What needs to be done: Without the pictures, give the entries below again exactly as written.

Data entries:
* * * * *

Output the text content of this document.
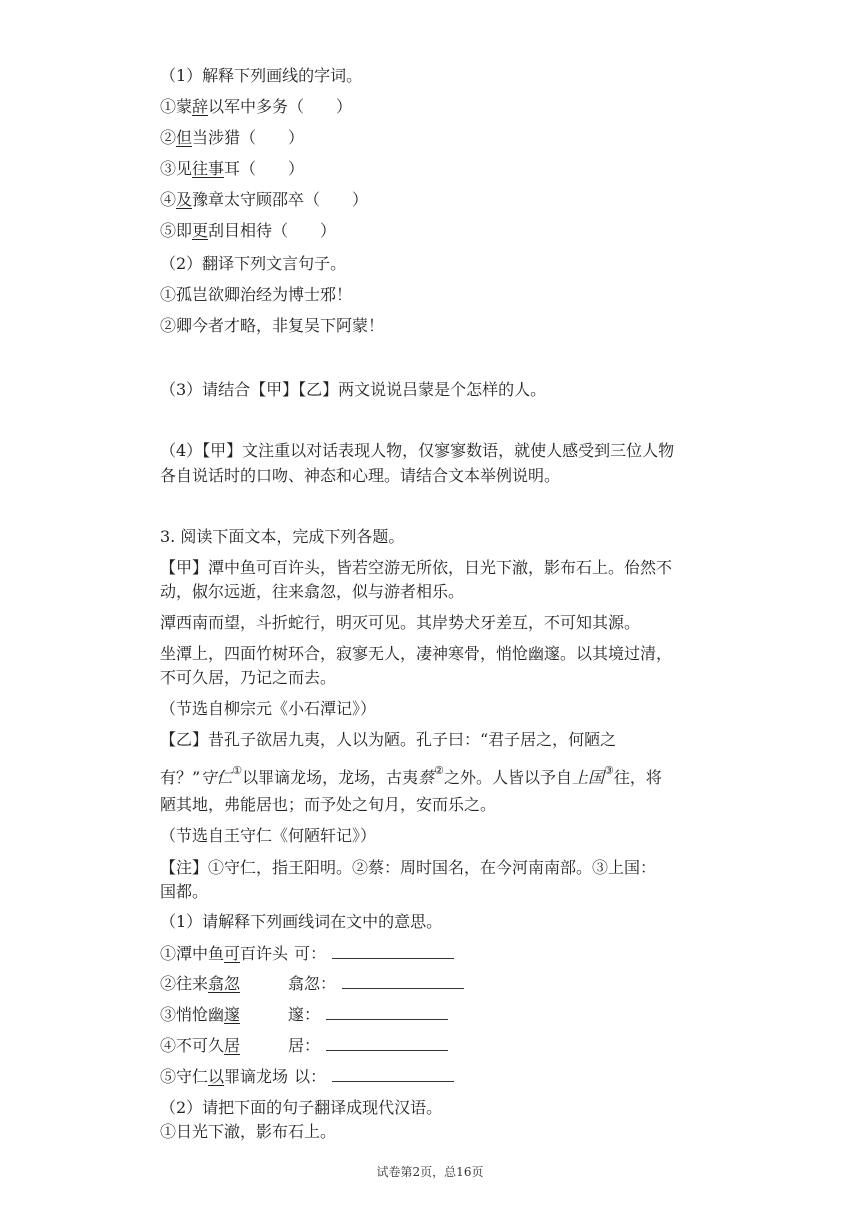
（1）解释下列画线的字词。
①蒙辞以军中多务（　　）
②但当涉猎（　　）
③见往事耳（　　）
④及豫章太守顾邵卒（　　）
⑤即更刮目相待（　　）
（2）翻译下列文言句子。
①孤岂欲卿治经为博士邪！
②卿今者才略，非复吴下阿蒙！
（3）请结合【甲】【乙】两文说说吕蒙是个怎样的人。
（4）【甲】文注重以对话表现人物，仅寥寥数语，就使人感受到三位人物
各自说话时的口吻、神态和心理。请结合文本举例说明。
3. 阅读下面文本，完成下列各题。
【甲】潭中鱼可百许头，皆若空游无所依，日光下澈，影布石上。佁然不
动，俶尔远逝，往来翕忽，似与游者相乐。
潭西南而望，斗折蛇行，明灭可见。其岸势犬牙差互，不可知其源。
坐潭上，四面竹树环合，寂寥无人，凄神寒骨，悄怆幽邃。以其境过清，
不可久居，乃记之而去。
（节选自柳宗元《小石潭记》）
【乙】昔孔子欲居九夷，人以为陋。孔子曰：“君子居之，何陋之
有？”守仁①以罪谪龙场，龙场，古夷蔡②之外。人皆以予自上国③往，将
陋其地，弗能居也；而予处之旬月，安而乐之。
（节选自王守仁《何陋轩记》）
【注】①守仁，指王阳明。②蔡：周时国名，在今河南南部。③上国：
国都。
（1）请解释下列画线词在文中的意思。
①潭中鱼可百许头 可：
②往来翕忽	翕忽：
③悄怆幽邃	邃：
④不可久居	居：
⑤守仁以罪谪龙场 以：
（2）请把下面的句子翻译成现代汉语。
①日光下澈，影布石上。
试卷第2页，总16页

* * * * *

Exercise response:
Output the text content of this document.
（1）解释下列画线的字词。
①蒙辞以军中多务（　　）
②但当涉猎（　　）
③见往事耳（　　）
④及豫章太守顾邵卒（　　）
⑤即更刮目相待（　　）
（2）翻译下列文言句子。
①孤岂欲卿治经为博士邪！
②卿今者才略，非复吴下阿蒙！
（3）请结合【甲】【乙】两文说说吕蒙是个怎样的人。
（4）【甲】文注重以对话表现人物，仅寥寥数语，就使人感受到三位人物
各自说话时的口吻、神态和心理。请结合文本举例说明。
3. 阅读下面文本，完成下列各题。
【甲】潭中鱼可百许头，皆若空游无所依，日光下澈，影布石上。佁然不
动，俶尔远逝，往来翕忽，似与游者相乐。
潭西南而望，斗折蛇行，明灭可见。其岸势犬牙差互，不可知其源。
坐潭上，四面竹树环合，寂寥无人，凄神寒骨，悄怆幽邃。以其境过清，
不可久居，乃记之而去。
（节选自柳宗元《小石潭记》）
【乙】昔孔子欲居九夷，人以为陋。孔子曰：“君子居之，何陋之
有？”守仁①以罪谪龙场，龙场，古夷蔡②之外。人皆以予自上国③往，将
陋其地，弗能居也；而予处之旬月，安而乐之。
（节选自王守仁《何陋轩记》）
【注】①守仁，指王阳明。②蔡：周时国名，在今河南南部。③上国：
国都。
（1）请解释下列画线词在文中的意思。
①潭中鱼可百许头 可：
②往来翕忽	翕忽：
③悄怆幽邃	邃：
④不可久居	居：
⑤守仁以罪谪龙场 以：
（2）请把下面的句子翻译成现代汉语。
①日光下澈，影布石上。
试卷第2页，总16页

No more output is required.